* **WRITTEN PROBLEM**
Work through the data below line by line and say how many lines hold "地区和校际发展不平衡的矛盾依然比较突出"; give only the number.

————

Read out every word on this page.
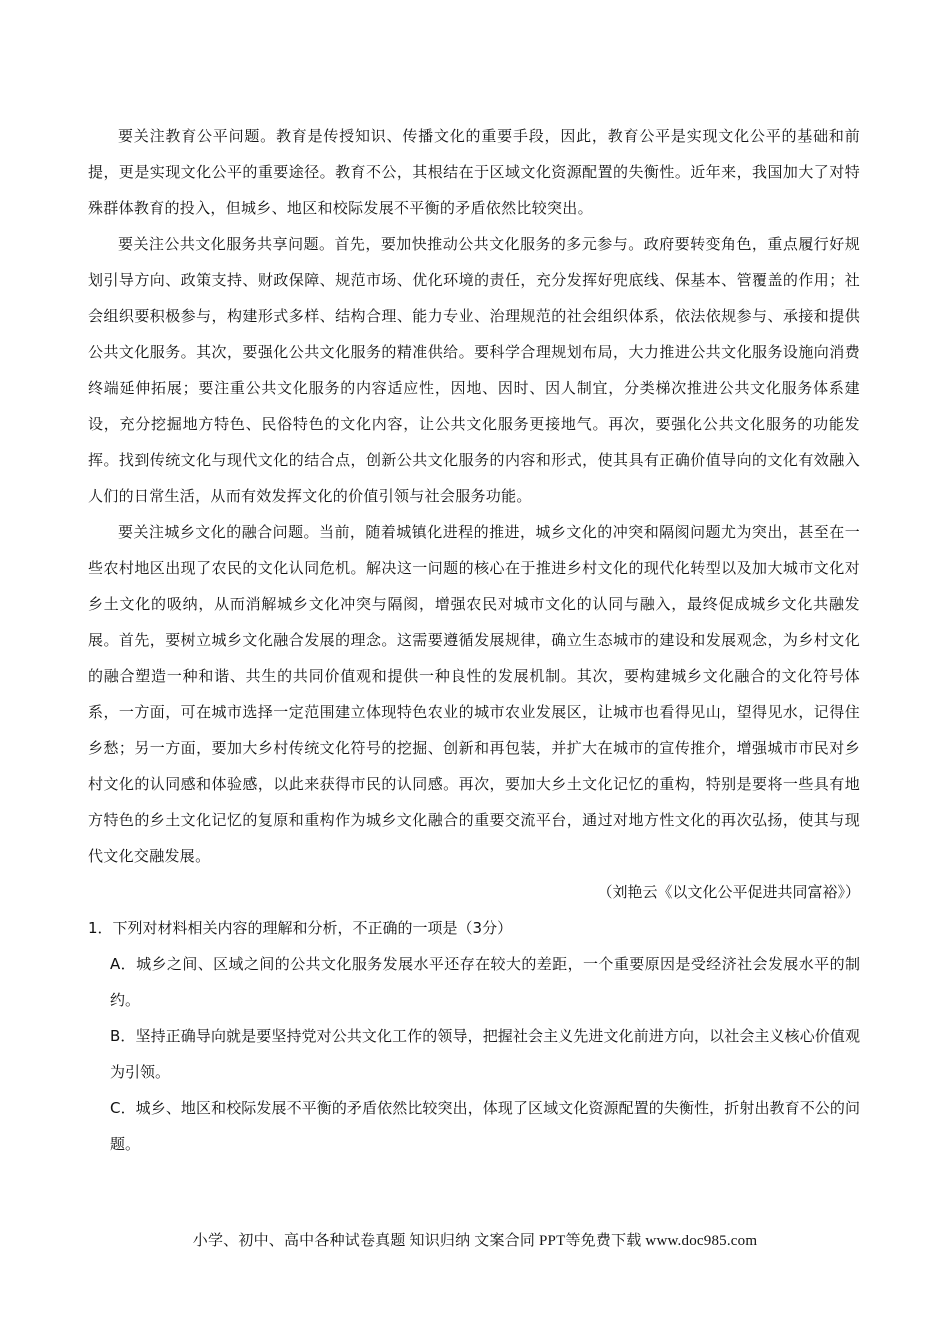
要关注教育公平问题。教育是传授知识、传播文化的重要手段，因此，教育公平是实现文化公平的基础和前提，更是实现文化公平的重要途径。教育不公，其根结在于区域文化资源配置的失衡性。近年来，我国加大了对特殊群体教育的投入，但城乡、地区和校际发展不平衡的矛盾依然比较突出。

要关注公共文化服务共享问题。首先，要加快推动公共文化服务的多元参与。政府要转变角色，重点履行好规划引导方向、政策支持、财政保障、规范市场、优化环境的责任，充分发挥好兜底线、保基本、管覆盖的作用；社会组织要积极参与，构建形式多样、结构合理、能力专业、治理规范的社会组织体系，依法依规参与、承接和提供公共文化服务。其次，要强化公共文化服务的精准供给。要科学合理规划布局，大力推进公共文化服务设施向消费终端延伸拓展；要注重公共文化服务的内容适应性，因地、因时、因人制宜，分类梯次推进公共文化服务体系建设，充分挖掘地方特色、民俗特色的文化内容，让公共文化服务更接地气。再次，要强化公共文化服务的功能发挥。找到传统文化与现代文化的结合点，创新公共文化服务的内容和形式，使其具有正确价值导向的文化有效融入人们的日常生活，从而有效发挥文化的价值引领与社会服务功能。

要关注城乡文化的融合问题。当前，随着城镇化进程的推进，城乡文化的冲突和隔阂问题尤为突出，甚至在一些农村地区出现了农民的文化认同危机。解决这一问题的核心在于推进乡村文化的现代化转型以及加大城市文化对乡土文化的吸纳，从而消解城乡文化冲突与隔阂，增强农民对城市文化的认同与融入，最终促成城乡文化共融发展。首先，要树立城乡文化融合发展的理念。这需要遵循发展规律，确立生态城市的建设和发展观念，为乡村文化的融合塑造一种和谐、共生的共同价值观和提供一种良性的发展机制。其次，要构建城乡文化融合的文化符号体系，一方面，可在城市选择一定范围建立体现特色农业的城市农业发展区，让城市也看得见山，望得见水，记得住乡愁；另一方面，要加大乡村传统文化符号的挖掘、创新和再包装，并扩大在城市的宣传推介，增强城市市民对乡村文化的认同感和体验感，以此来获得市民的认同感。再次，要加大乡土文化记忆的重构，特别是要将一些具有地方特色的乡土文化记忆的复原和重构作为城乡文化融合的重要交流平台，通过对地方性文化的再次弘扬，使其与现代文化交融发展。

（刘艳云《以文化公平促进共同富裕》）

1．下列对材料相关内容的理解和分析，不正确的一项是（3分）

A．城乡之间、区域之间的公共文化服务发展水平还存在较大的差距，一个重要原因是受经济社会发展水平的制约。

B．坚持正确导向就是要坚持党对公共文化工作的领导，把握社会主义先进文化前进方向，以社会主义核心价值观为引领。

C．城乡、地区和校际发展不平衡的矛盾依然比较突出，体现了区域文化资源配置的失衡性，折射出教育不公的问题。

小学、初中、高中各种试卷真题 知识归纳 文案合同 PPT等免费下载 www.doc985.com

————

* **RESULT OF THE TASK**
2